- Task -
Copy every line that holds "kuin".

- Excerpted data -
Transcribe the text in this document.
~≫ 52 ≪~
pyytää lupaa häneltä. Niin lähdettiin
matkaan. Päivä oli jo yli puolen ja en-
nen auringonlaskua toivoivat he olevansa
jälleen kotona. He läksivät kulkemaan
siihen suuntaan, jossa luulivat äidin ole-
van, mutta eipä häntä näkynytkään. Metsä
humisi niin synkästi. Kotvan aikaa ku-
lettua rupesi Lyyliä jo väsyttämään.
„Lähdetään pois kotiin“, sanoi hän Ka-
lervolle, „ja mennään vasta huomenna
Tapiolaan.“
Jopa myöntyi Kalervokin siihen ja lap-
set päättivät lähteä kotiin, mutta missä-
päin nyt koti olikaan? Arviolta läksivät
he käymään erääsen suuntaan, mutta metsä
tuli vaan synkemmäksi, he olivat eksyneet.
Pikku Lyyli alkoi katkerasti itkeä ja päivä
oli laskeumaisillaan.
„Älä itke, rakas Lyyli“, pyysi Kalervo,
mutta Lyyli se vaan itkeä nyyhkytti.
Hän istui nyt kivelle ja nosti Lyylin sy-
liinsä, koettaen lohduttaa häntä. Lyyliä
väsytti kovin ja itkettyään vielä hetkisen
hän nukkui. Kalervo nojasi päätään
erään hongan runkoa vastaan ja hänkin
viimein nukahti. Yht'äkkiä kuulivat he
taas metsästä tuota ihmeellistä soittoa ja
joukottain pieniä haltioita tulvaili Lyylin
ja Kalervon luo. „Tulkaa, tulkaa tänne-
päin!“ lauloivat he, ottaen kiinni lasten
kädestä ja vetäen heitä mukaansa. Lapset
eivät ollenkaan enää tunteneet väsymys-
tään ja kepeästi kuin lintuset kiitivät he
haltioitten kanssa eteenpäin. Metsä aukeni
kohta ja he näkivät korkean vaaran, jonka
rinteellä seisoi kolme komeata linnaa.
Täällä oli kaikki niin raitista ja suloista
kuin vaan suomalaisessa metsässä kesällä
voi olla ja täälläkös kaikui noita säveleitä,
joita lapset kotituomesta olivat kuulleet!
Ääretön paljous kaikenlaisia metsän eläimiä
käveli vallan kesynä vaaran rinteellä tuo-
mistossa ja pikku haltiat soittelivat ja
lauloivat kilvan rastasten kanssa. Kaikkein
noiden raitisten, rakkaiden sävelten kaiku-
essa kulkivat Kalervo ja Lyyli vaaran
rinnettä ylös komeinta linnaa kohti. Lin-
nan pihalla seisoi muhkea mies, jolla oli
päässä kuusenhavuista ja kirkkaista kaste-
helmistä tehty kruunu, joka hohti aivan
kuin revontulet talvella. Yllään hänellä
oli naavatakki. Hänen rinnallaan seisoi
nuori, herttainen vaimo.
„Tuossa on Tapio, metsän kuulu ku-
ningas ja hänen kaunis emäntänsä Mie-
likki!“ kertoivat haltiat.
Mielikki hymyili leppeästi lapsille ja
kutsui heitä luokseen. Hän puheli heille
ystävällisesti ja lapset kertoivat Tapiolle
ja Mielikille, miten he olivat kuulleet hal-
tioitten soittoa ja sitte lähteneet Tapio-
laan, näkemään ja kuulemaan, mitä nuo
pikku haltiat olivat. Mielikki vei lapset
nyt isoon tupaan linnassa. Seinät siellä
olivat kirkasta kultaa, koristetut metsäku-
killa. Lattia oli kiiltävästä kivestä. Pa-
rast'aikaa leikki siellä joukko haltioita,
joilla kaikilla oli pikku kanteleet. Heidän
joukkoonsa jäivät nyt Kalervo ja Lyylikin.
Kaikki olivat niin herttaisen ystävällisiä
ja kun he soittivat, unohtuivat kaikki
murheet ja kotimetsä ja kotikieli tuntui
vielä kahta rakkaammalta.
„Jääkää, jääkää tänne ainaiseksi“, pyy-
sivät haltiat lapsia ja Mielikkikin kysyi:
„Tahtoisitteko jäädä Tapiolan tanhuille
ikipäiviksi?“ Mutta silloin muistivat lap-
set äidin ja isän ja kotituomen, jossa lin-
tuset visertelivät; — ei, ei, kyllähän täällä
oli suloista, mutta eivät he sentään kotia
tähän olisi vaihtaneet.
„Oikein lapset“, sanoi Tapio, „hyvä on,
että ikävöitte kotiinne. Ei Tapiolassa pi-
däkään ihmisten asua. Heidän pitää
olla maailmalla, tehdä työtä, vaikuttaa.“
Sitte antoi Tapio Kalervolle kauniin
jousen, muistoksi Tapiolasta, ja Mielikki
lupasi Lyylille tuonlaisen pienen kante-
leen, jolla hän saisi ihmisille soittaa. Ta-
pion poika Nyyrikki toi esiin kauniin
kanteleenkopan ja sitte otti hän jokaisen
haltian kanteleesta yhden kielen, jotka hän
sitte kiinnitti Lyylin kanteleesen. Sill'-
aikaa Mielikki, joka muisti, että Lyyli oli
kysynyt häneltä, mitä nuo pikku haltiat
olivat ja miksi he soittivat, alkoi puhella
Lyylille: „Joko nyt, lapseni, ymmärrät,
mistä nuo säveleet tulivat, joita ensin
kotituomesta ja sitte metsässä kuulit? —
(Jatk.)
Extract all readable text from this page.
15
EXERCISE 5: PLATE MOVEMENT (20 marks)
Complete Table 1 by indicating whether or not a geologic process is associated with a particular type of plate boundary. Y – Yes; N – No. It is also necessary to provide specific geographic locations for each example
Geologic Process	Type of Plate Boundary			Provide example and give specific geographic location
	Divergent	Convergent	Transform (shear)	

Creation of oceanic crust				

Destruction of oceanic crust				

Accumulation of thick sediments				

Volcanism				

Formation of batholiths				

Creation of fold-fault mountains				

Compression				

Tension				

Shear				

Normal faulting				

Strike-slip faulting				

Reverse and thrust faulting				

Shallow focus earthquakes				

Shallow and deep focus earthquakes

- Answer to this exercise -
tään ja kepeästi kuin lintuset kiitivät he
kuin vaan suomalaisessa metsässä kesällä
kuin revontulet talvella. Yllään hänellä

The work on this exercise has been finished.